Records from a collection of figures
....

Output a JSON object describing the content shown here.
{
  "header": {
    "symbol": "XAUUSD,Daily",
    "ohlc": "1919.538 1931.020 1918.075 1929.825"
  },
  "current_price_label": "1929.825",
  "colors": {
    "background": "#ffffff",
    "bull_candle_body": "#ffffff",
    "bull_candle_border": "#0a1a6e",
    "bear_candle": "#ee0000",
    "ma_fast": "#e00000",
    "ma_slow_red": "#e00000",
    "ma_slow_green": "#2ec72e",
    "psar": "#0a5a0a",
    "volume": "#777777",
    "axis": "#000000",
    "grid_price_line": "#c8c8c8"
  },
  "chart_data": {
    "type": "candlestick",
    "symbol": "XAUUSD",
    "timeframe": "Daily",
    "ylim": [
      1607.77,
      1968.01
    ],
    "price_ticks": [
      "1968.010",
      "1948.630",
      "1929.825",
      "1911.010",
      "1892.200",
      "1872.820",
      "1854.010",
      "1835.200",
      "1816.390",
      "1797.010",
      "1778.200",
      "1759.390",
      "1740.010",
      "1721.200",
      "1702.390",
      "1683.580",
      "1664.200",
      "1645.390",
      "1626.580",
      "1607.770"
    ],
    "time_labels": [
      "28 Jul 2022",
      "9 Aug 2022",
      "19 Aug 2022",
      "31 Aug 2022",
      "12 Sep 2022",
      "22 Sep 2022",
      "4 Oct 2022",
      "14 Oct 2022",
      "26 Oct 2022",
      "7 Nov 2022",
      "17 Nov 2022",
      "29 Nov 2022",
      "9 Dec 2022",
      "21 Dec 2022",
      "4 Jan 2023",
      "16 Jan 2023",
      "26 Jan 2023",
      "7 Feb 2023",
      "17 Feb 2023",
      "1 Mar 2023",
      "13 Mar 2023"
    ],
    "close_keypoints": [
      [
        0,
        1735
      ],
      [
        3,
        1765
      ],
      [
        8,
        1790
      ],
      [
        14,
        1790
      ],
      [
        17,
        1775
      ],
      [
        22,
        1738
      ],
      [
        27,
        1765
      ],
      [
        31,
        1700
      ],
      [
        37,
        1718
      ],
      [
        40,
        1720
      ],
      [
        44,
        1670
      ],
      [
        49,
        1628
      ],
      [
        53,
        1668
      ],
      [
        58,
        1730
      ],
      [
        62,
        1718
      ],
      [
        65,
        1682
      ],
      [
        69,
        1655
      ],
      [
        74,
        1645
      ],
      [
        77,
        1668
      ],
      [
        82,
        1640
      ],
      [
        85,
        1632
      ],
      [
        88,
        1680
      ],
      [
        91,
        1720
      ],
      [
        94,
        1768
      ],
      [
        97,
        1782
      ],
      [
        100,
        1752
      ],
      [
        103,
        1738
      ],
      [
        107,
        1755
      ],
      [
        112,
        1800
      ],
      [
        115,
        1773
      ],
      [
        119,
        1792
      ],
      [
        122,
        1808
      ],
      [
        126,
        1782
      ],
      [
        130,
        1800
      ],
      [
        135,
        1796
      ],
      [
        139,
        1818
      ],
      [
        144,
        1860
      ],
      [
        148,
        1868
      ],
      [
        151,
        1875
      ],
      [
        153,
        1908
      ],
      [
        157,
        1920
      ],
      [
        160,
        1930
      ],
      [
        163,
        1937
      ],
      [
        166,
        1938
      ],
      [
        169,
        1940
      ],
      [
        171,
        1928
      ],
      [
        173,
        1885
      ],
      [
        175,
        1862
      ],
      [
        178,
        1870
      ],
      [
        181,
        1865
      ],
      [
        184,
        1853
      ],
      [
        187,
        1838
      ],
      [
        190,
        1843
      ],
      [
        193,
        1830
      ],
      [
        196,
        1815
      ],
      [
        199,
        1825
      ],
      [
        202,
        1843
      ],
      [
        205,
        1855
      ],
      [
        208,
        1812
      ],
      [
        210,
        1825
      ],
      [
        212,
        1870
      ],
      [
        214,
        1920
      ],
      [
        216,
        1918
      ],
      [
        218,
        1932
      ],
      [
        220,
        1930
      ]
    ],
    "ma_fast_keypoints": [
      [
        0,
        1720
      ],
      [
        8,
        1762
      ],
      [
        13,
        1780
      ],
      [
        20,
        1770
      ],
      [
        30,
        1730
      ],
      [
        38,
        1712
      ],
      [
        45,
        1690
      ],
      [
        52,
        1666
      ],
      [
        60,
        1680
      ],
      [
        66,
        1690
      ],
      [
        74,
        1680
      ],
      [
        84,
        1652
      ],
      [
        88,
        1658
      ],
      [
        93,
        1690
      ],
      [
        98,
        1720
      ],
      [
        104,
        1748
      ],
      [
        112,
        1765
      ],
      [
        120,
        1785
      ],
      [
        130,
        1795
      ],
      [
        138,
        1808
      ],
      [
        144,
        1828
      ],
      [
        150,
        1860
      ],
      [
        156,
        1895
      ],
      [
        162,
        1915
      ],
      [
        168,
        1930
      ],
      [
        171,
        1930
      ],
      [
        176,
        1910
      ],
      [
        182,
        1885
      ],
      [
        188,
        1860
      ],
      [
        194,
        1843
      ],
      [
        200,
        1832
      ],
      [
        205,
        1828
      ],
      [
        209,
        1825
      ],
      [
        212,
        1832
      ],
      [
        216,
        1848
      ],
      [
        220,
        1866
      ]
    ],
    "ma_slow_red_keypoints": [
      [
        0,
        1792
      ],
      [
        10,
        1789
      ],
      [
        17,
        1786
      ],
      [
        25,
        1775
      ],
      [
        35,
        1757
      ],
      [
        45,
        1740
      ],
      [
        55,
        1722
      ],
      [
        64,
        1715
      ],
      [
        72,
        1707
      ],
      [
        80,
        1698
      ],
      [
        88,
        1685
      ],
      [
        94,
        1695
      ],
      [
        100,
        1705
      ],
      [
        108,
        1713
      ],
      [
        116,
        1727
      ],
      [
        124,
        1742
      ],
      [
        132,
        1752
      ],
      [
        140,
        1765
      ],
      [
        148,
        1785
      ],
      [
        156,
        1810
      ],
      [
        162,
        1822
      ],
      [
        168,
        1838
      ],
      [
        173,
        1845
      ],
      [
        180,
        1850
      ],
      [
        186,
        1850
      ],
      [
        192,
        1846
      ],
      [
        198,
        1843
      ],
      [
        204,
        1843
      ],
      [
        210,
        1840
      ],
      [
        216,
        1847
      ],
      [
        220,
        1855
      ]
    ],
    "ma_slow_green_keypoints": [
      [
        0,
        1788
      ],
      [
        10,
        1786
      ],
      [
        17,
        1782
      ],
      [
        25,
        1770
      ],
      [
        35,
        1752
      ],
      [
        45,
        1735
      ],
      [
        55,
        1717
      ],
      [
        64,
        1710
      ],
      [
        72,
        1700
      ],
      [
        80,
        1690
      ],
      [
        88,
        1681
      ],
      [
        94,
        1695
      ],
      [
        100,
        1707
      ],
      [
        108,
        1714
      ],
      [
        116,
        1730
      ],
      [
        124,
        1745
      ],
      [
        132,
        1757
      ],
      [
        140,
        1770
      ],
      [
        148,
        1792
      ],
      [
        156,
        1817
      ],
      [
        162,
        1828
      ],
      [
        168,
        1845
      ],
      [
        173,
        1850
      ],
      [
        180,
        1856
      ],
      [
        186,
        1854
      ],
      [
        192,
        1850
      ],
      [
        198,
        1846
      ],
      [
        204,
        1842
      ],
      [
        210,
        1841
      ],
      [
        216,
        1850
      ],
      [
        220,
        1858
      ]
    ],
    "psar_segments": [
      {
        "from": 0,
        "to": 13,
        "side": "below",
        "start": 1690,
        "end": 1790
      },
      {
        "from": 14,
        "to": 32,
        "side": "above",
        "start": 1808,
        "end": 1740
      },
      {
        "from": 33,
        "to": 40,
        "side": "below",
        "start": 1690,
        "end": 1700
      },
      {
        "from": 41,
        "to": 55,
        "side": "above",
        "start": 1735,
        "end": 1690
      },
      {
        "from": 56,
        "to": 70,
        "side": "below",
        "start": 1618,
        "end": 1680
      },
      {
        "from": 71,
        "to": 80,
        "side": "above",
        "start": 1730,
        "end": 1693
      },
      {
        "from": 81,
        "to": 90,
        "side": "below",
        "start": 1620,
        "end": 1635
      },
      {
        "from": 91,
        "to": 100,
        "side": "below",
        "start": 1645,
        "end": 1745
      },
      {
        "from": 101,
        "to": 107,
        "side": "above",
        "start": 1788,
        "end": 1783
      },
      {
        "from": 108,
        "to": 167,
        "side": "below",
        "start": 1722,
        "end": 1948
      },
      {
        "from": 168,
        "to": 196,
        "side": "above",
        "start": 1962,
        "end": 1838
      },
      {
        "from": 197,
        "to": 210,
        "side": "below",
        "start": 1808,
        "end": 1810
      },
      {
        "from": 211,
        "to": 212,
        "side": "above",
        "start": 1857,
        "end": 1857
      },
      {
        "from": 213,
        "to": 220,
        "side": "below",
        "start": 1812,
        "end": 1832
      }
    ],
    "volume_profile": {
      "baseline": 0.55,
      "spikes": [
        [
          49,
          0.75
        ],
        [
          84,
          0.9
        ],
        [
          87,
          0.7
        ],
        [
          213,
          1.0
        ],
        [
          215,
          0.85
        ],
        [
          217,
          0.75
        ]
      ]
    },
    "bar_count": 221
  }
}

....

[Given problem] How many lines in the records hold the string "ffffff"? Reply with the number alone.

[Exercise result] 2